[What needs to be done] Track down every line below that holds "taken" and copy it.

[BEGIN Provided material]

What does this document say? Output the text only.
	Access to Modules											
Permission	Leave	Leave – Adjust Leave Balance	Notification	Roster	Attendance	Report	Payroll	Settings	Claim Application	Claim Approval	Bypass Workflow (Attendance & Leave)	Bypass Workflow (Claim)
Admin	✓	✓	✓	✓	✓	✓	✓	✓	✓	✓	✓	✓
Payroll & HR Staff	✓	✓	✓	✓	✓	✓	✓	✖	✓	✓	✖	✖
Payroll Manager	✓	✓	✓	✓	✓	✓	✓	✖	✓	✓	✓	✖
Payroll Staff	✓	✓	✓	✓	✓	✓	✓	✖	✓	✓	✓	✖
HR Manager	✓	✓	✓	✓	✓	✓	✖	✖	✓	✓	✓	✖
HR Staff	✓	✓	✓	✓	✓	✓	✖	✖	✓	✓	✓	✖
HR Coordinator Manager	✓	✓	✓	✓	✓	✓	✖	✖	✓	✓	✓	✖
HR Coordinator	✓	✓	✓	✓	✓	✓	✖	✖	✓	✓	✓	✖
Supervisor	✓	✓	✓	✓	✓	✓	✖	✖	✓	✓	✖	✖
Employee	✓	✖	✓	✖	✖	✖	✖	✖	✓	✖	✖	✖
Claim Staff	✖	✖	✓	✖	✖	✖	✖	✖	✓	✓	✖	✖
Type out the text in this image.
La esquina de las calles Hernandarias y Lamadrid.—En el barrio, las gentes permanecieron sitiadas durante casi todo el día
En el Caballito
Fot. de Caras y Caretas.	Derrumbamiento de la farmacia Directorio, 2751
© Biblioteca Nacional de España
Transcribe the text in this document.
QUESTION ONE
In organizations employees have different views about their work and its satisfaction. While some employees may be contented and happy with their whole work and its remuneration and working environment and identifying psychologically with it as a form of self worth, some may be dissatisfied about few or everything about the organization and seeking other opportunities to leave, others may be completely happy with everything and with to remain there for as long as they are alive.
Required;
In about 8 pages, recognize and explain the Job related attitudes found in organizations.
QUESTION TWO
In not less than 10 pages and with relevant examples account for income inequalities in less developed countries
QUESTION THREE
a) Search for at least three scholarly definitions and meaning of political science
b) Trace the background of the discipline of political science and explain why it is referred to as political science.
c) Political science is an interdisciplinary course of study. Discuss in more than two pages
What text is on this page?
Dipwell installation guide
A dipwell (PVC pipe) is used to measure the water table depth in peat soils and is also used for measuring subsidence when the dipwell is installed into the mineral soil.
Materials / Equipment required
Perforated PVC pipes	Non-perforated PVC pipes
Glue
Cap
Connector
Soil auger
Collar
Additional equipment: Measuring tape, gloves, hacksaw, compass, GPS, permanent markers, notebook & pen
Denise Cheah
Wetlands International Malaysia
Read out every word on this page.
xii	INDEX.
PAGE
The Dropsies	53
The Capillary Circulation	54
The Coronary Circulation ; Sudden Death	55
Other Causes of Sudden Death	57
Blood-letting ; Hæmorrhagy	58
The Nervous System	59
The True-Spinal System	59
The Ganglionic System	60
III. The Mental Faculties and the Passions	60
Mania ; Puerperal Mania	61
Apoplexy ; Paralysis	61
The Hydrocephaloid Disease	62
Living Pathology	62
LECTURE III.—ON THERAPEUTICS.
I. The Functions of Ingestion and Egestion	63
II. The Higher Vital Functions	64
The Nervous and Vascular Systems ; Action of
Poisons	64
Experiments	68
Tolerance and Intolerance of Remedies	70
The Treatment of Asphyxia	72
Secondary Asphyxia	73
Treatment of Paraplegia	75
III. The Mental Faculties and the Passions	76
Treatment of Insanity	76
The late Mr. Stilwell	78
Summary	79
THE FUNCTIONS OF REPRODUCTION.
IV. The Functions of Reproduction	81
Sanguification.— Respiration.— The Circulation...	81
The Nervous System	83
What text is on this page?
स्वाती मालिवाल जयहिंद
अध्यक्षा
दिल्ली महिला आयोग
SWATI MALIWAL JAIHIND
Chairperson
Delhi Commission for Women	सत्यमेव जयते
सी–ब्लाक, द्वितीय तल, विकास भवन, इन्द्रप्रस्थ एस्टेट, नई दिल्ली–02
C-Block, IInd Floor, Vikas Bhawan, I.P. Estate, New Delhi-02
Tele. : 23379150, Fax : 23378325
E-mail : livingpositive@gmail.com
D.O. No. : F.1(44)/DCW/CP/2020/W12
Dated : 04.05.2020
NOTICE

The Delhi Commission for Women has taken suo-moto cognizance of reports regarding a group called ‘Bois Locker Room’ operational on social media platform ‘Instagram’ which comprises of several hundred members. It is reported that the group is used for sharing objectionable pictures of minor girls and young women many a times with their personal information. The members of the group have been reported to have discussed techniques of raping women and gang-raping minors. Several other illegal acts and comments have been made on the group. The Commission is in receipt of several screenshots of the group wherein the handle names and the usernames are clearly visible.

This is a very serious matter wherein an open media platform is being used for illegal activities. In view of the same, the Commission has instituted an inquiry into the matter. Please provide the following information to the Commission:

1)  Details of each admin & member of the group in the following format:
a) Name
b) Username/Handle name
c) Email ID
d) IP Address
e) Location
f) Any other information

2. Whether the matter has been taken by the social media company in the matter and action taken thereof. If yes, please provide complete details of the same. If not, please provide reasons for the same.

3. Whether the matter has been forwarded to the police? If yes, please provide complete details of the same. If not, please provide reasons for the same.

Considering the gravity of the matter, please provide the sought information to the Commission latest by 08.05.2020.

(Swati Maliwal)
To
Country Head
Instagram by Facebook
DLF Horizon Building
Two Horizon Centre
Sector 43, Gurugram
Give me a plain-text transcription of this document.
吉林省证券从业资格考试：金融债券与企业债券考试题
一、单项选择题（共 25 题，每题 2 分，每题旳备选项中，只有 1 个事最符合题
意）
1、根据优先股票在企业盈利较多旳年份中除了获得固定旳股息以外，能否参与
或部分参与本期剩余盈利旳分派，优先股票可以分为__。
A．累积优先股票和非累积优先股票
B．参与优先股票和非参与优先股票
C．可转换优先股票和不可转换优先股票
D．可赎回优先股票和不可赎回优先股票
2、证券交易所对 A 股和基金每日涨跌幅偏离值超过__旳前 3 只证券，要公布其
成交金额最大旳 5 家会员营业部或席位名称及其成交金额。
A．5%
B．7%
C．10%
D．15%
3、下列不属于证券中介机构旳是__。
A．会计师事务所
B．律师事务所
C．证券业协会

[END Provided material]

[Result]
The Delhi Commission for Women has taken suo-moto cognizance of reports regarding a group called ‘Bois Locker Room’ operational on social media platform ‘Instagram’ which comprises of several hundred members. It is reported that the group is used for sharing objectionable pictures of minor girls and young women many a times with their personal information. The members of the group have been reported to have discussed techniques of raping women and gang-raping minors. Several other illegal acts and comments have been made on the group. The Commission is in receipt of several screenshots of the group wherein the handle names and the usernames are clearly visible.
2. Whether the matter has been taken by the social media company in the matter and action taken thereof. If yes, please provide complete details of the same. If not, please provide reasons for the same.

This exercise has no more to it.